EXERCISE
Find "Serialize everything readable" in the data, then restate the line it sits in and every later line word for word, ending with the last line.

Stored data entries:
──────
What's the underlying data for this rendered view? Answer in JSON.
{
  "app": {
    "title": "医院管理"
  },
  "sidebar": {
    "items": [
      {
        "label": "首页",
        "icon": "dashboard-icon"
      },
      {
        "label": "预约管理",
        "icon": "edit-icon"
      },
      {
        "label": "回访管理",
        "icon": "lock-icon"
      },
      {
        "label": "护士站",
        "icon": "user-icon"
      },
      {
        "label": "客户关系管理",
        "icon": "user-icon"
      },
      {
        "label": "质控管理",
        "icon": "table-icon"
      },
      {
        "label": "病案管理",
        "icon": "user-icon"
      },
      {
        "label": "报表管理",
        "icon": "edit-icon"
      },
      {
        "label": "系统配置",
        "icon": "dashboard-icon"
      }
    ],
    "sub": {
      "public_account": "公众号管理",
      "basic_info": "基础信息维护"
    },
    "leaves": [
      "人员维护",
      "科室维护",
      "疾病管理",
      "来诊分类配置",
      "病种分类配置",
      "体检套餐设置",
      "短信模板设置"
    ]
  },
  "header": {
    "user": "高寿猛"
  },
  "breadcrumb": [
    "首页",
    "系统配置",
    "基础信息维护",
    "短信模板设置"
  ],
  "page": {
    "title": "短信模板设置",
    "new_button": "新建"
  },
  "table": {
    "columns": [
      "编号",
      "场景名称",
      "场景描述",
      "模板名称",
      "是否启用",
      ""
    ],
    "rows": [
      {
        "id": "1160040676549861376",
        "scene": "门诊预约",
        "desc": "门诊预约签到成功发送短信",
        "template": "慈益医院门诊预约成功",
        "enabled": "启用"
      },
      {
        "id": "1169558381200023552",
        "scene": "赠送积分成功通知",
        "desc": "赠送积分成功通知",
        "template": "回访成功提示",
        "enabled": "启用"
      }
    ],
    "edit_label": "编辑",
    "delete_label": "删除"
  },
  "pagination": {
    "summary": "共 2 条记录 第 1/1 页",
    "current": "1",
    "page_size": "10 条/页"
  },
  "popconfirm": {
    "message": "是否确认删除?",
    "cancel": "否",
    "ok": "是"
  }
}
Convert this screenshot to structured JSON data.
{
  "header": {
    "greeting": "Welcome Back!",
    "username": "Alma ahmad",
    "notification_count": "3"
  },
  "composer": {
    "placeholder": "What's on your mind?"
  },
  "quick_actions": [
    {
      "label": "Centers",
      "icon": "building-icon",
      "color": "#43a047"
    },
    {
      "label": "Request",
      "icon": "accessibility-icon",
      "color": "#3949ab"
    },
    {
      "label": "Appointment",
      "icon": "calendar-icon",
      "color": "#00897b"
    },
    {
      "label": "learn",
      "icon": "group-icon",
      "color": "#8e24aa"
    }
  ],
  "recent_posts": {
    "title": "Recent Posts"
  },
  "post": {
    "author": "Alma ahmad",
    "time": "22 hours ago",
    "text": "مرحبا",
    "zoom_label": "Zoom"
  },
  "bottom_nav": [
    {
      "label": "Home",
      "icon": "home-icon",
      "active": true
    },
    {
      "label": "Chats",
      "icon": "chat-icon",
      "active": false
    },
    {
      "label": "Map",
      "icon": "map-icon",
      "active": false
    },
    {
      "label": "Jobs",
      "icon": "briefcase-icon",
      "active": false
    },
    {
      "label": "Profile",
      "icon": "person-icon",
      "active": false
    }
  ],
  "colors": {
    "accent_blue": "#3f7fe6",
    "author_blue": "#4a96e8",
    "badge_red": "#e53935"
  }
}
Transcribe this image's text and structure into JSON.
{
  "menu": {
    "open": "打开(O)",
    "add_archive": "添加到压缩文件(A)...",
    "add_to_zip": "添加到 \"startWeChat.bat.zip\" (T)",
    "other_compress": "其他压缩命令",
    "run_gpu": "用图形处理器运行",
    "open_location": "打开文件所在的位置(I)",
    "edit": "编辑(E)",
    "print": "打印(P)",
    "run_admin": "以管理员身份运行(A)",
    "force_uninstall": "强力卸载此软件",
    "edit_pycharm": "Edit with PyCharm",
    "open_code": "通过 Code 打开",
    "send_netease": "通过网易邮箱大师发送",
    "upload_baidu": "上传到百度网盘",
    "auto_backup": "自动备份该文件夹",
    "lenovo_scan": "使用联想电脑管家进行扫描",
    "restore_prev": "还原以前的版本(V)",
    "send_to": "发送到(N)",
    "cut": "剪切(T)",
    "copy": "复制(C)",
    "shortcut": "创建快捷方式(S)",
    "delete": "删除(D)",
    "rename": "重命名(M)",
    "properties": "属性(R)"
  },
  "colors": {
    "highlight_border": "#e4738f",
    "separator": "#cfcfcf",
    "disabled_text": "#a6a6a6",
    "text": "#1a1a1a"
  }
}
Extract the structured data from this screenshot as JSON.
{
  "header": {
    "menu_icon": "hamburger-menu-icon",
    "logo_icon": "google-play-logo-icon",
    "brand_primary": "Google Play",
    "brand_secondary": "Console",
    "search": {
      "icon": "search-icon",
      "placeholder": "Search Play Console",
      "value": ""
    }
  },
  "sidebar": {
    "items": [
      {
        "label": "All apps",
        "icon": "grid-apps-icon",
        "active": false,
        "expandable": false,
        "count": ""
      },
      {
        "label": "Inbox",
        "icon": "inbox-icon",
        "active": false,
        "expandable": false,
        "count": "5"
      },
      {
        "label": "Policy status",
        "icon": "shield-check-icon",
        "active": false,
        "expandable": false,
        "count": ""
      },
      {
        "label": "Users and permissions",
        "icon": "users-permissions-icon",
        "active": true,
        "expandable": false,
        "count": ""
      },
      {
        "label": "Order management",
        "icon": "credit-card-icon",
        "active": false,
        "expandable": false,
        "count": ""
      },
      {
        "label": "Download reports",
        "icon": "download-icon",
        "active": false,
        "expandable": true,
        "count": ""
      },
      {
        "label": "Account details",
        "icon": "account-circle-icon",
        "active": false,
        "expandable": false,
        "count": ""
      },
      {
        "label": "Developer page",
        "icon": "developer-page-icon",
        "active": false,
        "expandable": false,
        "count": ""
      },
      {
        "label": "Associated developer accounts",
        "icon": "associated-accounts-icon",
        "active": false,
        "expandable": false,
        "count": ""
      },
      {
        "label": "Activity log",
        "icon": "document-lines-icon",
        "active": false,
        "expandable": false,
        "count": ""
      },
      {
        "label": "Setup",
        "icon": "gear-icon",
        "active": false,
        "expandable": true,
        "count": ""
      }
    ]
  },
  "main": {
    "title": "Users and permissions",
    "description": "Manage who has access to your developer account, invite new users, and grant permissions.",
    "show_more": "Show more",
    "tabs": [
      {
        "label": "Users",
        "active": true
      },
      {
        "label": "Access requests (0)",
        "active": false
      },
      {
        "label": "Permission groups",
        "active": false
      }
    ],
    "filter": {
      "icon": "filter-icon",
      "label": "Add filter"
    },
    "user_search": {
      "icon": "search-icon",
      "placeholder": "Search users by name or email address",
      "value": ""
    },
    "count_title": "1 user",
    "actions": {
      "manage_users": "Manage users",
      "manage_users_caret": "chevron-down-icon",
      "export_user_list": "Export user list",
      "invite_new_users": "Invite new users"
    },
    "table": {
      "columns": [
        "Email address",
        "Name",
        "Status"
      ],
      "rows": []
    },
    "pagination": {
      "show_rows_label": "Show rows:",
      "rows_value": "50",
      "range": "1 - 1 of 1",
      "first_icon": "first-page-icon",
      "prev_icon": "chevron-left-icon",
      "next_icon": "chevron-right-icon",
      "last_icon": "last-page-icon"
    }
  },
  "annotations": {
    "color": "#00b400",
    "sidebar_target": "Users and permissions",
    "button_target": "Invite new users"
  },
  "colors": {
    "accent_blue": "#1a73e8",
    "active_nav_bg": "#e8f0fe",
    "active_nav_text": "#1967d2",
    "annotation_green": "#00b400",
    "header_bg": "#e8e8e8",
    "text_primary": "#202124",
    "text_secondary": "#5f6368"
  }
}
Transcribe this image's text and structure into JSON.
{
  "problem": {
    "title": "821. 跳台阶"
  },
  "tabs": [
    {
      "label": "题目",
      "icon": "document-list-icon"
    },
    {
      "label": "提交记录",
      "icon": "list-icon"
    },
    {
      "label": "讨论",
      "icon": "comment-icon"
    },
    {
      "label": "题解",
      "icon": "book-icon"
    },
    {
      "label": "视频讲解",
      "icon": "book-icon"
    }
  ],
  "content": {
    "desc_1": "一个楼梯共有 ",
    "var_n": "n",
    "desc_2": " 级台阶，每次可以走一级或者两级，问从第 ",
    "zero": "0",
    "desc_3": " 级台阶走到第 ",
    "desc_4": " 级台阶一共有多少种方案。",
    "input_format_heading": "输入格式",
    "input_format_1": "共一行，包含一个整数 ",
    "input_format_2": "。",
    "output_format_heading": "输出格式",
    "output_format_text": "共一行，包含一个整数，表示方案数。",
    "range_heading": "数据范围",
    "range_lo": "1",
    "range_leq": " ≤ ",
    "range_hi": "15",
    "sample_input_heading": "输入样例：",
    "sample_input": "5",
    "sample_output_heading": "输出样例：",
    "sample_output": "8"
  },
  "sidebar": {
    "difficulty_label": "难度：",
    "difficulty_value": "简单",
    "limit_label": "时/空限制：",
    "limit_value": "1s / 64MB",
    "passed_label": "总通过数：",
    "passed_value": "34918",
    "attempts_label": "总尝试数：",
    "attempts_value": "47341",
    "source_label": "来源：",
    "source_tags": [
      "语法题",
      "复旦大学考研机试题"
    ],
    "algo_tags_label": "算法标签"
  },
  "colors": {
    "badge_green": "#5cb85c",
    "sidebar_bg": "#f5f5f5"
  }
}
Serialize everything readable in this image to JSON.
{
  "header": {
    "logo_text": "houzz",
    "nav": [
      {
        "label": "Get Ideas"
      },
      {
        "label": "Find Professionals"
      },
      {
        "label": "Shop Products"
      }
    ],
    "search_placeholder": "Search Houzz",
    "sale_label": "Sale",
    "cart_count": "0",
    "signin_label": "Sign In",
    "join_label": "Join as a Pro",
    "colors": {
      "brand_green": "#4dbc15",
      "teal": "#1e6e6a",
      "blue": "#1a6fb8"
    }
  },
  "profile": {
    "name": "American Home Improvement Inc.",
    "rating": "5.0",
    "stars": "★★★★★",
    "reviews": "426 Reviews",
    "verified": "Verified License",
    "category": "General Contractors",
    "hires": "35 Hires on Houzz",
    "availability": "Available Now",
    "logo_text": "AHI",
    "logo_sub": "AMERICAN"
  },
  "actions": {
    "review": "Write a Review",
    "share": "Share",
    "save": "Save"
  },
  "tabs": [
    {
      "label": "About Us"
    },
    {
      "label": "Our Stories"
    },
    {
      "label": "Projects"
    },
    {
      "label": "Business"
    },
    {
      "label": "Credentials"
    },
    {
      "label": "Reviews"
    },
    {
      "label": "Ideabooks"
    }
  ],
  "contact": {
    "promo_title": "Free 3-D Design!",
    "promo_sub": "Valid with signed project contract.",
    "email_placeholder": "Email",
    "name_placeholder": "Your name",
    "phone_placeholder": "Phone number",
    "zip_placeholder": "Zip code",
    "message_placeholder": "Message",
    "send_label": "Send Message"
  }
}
──────
RIGHT ANSWER
Serialize everything readable in this image to JSON.
{
  "header": {
    "logo_text": "houzz",
    "nav": [
      {
        "label": "Get Ideas"
      },
      {
        "label": "Find Professionals"
      },
      {
        "label": "Shop Products"
      }
    ],
    "search_placeholder": "Search Houzz",
    "sale_label": "Sale",
    "cart_count": "0",
    "signin_label": "Sign In",
    "join_label": "Join as a Pro",
    "colors": {
      "brand_green": "#4dbc15",
      "teal": "#1e6e6a",
      "blue": "#1a6fb8"
    }
  },
  "profile": {
    "name": "American Home Improvement Inc.",
    "rating": "5.0",
    "stars": "★★★★★",
    "reviews": "426 Reviews",
    "verified": "Verified License",
    "category": "General Contractors",
    "hires": "35 Hires on Houzz",
    "availability": "Available Now",
    "logo_text": "AHI",
    "logo_sub": "AMERICAN"
  },
  "actions": {
    "review": "Write a Review",
    "share": "Share",
    "save": "Save"
  },
  "tabs": [
    {
      "label": "About Us"
    },
    {
      "label": "Our Stories"
    },
    {
      "label": "Projects"
    },
    {
      "label": "Business"
    },
    {
      "label": "Credentials"
    },
    {
      "label": "Reviews"
    },
    {
      "label": "Ideabooks"
    }
  ],
  "contact": {
    "promo_title": "Free 3-D Design!",
    "promo_sub": "Valid with signed project contract.",
    "email_placeholder": "Email",
    "name_placeholder": "Your name",
    "phone_placeholder": "Phone number",
    "zip_placeholder": "Zip code",
    "message_placeholder": "Message",
    "send_label": "Send Message"
  }
}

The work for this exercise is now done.